==== Information given

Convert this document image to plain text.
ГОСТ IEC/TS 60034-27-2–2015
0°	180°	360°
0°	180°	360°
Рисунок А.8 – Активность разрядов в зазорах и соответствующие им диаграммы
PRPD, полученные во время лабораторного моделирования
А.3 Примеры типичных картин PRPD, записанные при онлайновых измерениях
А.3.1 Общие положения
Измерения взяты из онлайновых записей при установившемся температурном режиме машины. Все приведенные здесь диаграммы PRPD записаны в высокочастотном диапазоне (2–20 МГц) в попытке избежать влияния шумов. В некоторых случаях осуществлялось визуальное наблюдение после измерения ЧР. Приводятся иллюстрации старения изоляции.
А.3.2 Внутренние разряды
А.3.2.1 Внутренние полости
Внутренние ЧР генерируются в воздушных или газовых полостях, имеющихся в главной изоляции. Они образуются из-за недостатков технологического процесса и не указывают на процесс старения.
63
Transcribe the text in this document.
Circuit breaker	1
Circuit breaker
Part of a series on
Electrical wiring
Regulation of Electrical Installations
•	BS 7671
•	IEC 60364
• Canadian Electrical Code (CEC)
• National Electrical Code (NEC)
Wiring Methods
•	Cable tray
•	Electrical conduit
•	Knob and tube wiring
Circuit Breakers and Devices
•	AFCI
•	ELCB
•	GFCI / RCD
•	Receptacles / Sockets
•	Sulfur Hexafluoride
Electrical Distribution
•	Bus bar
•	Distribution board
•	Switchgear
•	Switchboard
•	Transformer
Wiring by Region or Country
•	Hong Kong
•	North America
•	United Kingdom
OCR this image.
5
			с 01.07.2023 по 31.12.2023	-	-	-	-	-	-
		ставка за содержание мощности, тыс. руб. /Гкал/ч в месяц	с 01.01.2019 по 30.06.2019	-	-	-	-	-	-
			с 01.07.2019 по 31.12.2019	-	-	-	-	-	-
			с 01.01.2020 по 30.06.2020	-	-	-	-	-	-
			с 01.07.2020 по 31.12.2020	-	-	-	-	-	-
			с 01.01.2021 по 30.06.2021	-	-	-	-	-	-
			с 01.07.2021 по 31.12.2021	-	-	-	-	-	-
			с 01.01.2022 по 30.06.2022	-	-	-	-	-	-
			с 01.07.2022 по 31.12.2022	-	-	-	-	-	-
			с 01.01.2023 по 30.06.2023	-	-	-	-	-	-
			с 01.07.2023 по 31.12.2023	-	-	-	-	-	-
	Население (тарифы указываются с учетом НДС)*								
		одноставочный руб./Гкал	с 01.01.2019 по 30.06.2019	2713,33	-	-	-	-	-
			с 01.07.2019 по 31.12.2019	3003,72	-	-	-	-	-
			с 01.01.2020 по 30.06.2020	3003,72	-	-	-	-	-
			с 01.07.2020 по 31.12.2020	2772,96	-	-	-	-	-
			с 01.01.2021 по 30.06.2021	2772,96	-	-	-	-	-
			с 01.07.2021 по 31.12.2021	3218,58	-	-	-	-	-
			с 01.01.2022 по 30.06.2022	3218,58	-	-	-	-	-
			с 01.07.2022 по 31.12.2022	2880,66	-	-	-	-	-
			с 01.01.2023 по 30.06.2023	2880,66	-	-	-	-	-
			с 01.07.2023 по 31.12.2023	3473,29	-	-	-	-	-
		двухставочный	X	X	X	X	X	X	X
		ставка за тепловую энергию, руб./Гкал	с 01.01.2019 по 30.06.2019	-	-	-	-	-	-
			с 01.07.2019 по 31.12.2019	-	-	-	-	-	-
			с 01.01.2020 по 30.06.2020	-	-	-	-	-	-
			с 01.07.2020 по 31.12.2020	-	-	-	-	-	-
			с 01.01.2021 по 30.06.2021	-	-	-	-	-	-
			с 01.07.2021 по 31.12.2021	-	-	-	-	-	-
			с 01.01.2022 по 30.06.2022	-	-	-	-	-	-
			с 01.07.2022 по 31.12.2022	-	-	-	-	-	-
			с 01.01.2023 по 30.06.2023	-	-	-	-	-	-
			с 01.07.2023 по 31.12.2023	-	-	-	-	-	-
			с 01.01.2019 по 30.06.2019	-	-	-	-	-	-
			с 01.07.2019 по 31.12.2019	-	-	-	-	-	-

========

* [Problem to solve]:
Read the entries and show each line that mentions "старения".

* [Solution for this exercise]:
Измерения взяты из онлайновых записей при установившемся температурном режиме машины. Все приведенные здесь диаграммы PRPD записаны в высокочастотном диапазоне (2–20 МГц) в попытке избежать влияния шумов. В некоторых случаях осуществлялось визуальное наблюдение после измерения ЧР. Приводятся иллюстрации старения изоляции.
Внутренние ЧР генерируются в воздушных или газовых полостях, имеющихся в главной изоляции. Они образуются из-за недостатков технологического процесса и не указывают на процесс старения.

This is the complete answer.